Requirement ▸
In the listing below, switch every "bullet-icon" to "bullet-symbol" in everything from the start down to the line containing "goal-line: الارتقاء بتركيا", leaving all else unchanged. Give only those lines.
## Begin
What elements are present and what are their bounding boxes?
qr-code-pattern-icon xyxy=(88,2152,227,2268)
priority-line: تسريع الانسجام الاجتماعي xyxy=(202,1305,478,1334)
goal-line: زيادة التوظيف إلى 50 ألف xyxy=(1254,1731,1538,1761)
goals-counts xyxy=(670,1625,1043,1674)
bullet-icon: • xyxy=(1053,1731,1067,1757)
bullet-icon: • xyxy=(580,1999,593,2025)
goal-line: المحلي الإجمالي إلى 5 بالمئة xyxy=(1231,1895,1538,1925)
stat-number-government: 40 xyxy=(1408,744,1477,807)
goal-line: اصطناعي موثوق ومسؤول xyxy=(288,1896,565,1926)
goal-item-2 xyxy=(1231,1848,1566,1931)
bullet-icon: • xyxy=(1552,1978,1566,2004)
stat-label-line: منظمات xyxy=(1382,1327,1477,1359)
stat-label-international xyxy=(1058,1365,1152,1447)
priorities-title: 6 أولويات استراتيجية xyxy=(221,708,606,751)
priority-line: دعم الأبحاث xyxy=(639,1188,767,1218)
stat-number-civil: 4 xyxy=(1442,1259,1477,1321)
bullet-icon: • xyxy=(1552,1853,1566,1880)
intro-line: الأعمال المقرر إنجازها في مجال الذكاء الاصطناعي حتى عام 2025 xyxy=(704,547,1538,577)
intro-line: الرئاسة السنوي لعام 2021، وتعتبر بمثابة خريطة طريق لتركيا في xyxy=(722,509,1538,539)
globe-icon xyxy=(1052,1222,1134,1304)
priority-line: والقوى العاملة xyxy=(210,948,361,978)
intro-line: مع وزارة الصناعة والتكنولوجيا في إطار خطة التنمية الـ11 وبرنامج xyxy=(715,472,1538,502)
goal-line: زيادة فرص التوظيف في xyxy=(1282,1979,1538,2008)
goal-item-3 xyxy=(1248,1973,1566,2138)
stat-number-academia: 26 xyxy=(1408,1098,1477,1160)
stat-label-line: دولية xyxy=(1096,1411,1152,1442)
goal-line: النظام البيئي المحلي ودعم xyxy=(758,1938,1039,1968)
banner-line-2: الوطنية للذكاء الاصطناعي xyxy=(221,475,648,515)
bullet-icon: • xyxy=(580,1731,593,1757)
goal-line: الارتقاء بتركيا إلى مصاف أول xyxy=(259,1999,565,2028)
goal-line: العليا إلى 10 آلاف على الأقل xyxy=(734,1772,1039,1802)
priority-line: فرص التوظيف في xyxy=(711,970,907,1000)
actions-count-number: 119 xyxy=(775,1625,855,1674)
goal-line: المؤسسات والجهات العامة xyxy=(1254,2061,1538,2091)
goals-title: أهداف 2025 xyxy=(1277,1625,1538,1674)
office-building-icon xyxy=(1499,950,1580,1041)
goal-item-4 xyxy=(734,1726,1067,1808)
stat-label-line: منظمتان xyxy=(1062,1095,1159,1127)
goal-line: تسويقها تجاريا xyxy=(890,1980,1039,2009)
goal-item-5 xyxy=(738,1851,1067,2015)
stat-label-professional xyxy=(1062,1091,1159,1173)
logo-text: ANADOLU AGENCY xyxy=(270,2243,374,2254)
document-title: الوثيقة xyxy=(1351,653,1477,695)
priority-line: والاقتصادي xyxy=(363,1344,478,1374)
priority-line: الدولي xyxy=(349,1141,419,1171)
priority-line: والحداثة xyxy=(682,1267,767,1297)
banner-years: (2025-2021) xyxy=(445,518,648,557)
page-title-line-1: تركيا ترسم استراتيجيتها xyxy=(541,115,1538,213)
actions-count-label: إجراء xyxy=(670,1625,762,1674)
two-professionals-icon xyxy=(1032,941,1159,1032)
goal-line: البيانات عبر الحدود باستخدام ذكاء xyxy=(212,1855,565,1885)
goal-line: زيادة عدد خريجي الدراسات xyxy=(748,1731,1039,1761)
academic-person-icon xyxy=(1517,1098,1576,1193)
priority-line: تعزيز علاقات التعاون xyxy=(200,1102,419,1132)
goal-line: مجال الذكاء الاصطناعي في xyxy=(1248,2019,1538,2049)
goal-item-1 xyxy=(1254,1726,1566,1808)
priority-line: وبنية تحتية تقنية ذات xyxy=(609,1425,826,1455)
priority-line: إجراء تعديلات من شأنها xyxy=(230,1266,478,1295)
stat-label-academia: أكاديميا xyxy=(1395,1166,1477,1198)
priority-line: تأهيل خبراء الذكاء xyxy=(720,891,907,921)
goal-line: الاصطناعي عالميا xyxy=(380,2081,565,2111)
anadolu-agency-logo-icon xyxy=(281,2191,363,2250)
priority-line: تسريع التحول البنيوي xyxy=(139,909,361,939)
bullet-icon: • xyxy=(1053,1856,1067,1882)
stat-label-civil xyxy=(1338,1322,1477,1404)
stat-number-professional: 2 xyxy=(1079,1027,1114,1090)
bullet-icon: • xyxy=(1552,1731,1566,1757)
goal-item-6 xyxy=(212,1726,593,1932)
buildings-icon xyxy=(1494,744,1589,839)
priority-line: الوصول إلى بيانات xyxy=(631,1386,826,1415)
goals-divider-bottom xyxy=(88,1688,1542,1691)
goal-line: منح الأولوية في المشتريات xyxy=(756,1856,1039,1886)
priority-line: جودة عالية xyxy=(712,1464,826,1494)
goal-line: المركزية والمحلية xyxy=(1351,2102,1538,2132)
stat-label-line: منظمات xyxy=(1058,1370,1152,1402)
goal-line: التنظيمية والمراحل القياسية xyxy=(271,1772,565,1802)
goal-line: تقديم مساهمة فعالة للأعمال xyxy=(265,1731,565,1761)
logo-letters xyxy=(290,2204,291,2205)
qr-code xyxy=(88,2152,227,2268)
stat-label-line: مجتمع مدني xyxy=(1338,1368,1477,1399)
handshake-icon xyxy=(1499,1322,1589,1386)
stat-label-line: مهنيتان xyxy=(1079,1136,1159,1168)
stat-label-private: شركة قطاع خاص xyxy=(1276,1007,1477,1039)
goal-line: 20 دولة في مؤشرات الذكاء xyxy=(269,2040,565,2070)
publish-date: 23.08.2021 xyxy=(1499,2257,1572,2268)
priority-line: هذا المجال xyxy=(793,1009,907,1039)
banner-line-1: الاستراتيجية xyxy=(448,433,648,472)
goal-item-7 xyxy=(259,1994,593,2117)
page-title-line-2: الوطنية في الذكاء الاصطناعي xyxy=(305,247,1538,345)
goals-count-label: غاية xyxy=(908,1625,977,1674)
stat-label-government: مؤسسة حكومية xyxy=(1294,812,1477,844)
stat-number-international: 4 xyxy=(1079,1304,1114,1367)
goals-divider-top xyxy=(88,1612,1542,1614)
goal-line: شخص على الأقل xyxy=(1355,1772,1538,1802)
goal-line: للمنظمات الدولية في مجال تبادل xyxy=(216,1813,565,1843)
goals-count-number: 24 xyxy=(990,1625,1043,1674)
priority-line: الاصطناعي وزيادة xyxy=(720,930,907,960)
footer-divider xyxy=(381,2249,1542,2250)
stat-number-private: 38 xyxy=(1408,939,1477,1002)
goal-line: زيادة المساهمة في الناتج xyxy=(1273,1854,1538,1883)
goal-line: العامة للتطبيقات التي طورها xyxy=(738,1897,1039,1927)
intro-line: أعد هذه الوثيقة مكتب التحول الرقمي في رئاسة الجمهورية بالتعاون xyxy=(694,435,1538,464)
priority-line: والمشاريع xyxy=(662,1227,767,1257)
## End
Exercise answer ▸
What elements are present and what are their bounding boxes?
qr-code-pattern-icon xyxy=(88,2152,227,2268)
priority-line: تسريع الانسجام الاجتماعي xyxy=(202,1305,478,1334)
goal-line: زيادة التوظيف إلى 50 ألف xyxy=(1254,1731,1538,1761)
goals-counts xyxy=(670,1625,1043,1674)
bullet-symbol: • xyxy=(1053,1731,1067,1757)
bullet-symbol: • xyxy=(580,1999,593,2025)
goal-line: المحلي الإجمالي إلى 5 بالمئة xyxy=(1231,1895,1538,1925)
stat-number-government: 40 xyxy=(1408,744,1477,807)
goal-line: اصطناعي موثوق ومسؤول xyxy=(288,1896,565,1926)
goal-item-2 xyxy=(1231,1848,1566,1931)
bullet-symbol: • xyxy=(1552,1978,1566,2004)
stat-label-line: منظمات xyxy=(1382,1327,1477,1359)
stat-label-international xyxy=(1058,1365,1152,1447)
priorities-title: 6 أولويات استراتيجية xyxy=(221,708,606,751)
priority-line: دعم الأبحاث xyxy=(639,1188,767,1218)
stat-number-civil: 4 xyxy=(1442,1259,1477,1321)
bullet-symbol: • xyxy=(1552,1853,1566,1880)
intro-line: الأعمال المقرر إنجازها في مجال الذكاء الاصطناعي حتى عام 2025 xyxy=(704,547,1538,577)
intro-line: الرئاسة السنوي لعام 2021، وتعتبر بمثابة خريطة طريق لتركيا في xyxy=(722,509,1538,539)
globe-icon xyxy=(1052,1222,1134,1304)
priority-line: والقوى العاملة xyxy=(210,948,361,978)
intro-line: مع وزارة الصناعة والتكنولوجيا في إطار خطة التنمية الـ11 وبرنامج xyxy=(715,472,1538,502)
goal-line: زيادة فرص التوظيف في xyxy=(1282,1979,1538,2008)
goal-item-3 xyxy=(1248,1973,1566,2138)
stat-number-academia: 26 xyxy=(1408,1098,1477,1160)
stat-label-line: دولية xyxy=(1096,1411,1152,1442)
goal-line: النظام البيئي المحلي ودعم xyxy=(758,1938,1039,1968)
banner-line-2: الوطنية للذكاء الاصطناعي xyxy=(221,475,648,515)
bullet-symbol: • xyxy=(580,1731,593,1757)
goal-line: الارتقاء بتركيا إلى مصاف أول xyxy=(259,1999,565,2028)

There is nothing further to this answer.